THE TASK: Gather all lines in the entries that include the word "nature".

-- begin --

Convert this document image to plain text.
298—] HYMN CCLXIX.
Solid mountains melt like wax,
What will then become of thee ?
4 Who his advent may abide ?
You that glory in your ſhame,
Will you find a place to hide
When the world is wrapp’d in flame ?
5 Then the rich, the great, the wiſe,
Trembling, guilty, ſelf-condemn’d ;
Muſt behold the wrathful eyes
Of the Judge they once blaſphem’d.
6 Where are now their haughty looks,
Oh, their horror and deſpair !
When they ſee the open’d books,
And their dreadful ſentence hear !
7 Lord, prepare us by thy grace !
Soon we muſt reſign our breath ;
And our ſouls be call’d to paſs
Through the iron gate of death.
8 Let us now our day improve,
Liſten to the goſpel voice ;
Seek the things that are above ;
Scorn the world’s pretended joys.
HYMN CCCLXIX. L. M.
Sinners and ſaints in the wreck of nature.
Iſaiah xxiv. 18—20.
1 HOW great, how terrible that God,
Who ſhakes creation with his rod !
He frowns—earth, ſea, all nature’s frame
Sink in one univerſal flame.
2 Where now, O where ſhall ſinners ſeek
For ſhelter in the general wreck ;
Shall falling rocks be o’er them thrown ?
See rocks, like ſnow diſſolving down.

-- end --
-- begin --

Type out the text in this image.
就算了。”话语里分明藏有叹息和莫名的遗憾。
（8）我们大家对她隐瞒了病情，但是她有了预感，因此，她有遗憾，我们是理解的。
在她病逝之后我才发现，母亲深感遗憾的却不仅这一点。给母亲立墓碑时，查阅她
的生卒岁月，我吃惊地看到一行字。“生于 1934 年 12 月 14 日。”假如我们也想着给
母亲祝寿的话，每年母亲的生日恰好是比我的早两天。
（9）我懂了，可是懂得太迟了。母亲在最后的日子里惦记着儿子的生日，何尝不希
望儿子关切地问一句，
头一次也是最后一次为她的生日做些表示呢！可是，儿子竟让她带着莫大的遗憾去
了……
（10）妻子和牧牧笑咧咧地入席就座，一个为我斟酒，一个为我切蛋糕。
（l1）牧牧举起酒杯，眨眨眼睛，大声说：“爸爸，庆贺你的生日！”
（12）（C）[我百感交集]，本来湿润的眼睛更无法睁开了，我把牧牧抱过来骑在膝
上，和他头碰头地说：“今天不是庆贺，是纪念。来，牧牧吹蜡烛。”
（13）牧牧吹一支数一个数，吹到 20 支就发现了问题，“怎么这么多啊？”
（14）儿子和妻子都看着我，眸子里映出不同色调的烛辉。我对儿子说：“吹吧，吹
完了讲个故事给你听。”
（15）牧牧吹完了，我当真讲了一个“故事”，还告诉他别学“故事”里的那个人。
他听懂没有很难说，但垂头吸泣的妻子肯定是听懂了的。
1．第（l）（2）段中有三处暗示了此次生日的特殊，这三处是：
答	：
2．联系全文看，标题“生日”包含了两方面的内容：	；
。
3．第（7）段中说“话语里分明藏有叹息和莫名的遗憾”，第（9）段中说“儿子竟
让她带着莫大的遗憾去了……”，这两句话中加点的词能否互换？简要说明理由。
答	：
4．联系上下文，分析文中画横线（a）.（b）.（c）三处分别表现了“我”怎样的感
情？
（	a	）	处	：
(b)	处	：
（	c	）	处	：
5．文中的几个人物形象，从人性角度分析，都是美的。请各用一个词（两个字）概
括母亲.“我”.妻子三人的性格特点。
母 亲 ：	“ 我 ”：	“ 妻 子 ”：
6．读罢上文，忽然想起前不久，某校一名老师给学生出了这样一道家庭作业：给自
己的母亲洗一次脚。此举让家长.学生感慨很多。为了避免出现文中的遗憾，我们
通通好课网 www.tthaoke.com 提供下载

-- end --

SOLUTION:
Sinners and ſaints in the wreck of nature.
He frowns—earth, ſea, all nature’s frame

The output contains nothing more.